Your objective: Every line that includes the word "recall" is to be listed.

Given information:
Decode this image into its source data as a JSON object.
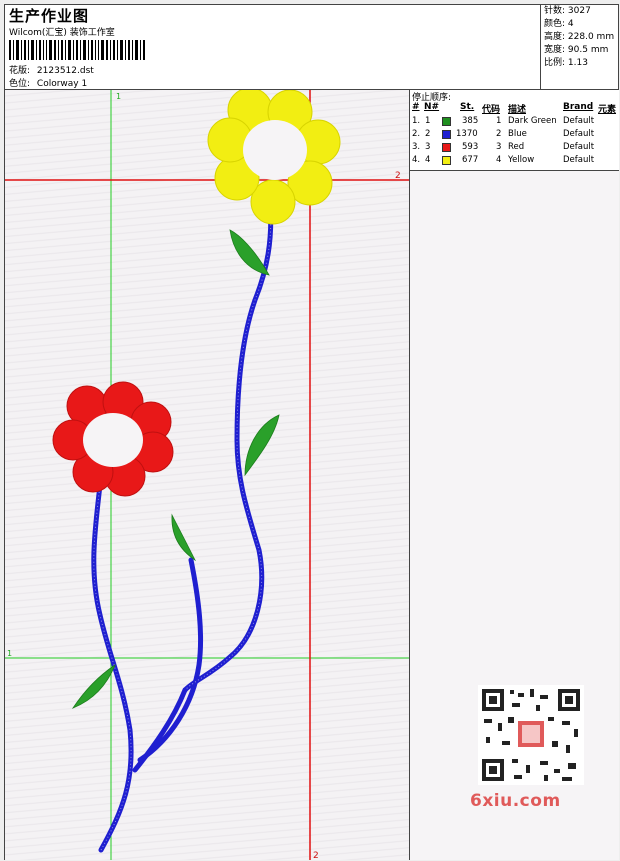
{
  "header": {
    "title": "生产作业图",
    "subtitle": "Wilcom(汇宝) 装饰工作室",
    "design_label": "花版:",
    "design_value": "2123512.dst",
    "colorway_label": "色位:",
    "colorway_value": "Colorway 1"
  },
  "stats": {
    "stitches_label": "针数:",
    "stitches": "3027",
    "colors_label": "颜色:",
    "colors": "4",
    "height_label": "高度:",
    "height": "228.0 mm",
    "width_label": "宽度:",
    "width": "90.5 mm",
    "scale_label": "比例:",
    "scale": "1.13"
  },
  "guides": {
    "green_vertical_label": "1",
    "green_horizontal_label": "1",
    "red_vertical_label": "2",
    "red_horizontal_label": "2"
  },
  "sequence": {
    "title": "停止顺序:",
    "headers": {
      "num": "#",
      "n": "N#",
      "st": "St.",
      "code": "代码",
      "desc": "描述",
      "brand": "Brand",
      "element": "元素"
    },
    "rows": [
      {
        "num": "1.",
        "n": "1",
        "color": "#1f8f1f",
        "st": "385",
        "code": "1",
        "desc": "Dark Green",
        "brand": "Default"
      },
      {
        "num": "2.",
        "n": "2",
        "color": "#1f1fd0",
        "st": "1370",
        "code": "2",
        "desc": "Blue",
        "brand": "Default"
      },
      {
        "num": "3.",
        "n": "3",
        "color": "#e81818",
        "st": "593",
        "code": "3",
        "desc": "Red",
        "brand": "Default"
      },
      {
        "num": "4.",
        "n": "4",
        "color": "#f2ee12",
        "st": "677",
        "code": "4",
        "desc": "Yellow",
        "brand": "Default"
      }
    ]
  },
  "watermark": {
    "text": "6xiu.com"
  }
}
==
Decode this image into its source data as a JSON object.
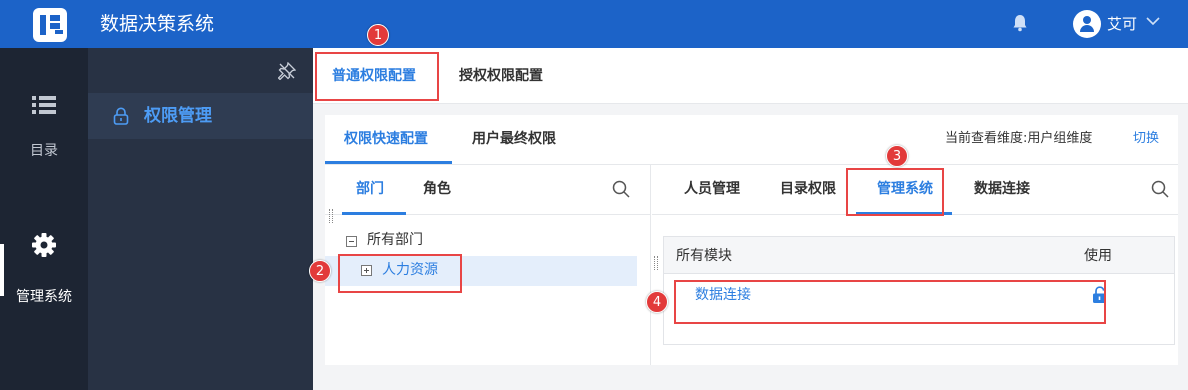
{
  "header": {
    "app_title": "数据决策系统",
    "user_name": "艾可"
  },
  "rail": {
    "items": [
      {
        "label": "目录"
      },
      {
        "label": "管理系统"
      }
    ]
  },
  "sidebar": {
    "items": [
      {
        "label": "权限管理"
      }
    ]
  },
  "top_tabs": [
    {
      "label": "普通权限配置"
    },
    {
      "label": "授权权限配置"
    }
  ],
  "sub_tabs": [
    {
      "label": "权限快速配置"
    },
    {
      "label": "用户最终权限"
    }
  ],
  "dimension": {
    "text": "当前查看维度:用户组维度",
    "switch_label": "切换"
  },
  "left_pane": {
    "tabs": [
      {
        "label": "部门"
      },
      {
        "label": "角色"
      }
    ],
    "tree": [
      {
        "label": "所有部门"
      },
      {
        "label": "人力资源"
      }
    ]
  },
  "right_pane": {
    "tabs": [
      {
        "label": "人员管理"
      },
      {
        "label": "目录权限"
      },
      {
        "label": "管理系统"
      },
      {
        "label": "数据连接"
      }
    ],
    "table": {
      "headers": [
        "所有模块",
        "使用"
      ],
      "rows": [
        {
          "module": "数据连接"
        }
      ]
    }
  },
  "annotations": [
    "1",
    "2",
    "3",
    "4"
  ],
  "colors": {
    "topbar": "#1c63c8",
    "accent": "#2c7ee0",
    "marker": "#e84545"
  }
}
* * *
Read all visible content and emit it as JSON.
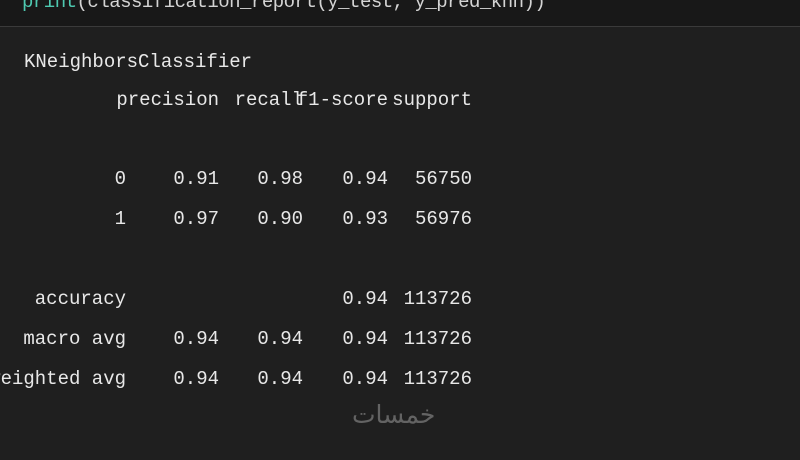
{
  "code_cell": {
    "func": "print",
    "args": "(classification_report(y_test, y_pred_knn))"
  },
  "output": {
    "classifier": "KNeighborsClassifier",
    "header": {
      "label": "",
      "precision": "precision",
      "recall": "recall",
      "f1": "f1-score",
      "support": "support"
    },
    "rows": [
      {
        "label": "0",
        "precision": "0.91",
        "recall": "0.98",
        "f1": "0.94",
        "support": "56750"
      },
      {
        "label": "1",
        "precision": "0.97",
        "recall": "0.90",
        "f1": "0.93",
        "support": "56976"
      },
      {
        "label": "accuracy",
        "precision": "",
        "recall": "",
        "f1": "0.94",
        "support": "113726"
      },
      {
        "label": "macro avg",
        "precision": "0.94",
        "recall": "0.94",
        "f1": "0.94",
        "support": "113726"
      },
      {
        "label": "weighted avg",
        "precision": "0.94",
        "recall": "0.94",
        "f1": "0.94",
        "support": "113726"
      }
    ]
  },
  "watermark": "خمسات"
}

Output of the exercise:
      "recall": "recall",
        "recall": "0.98",
        "recall": "0.90",
        "recall": "",
        "recall": "0.94",
        "recall": "0.94",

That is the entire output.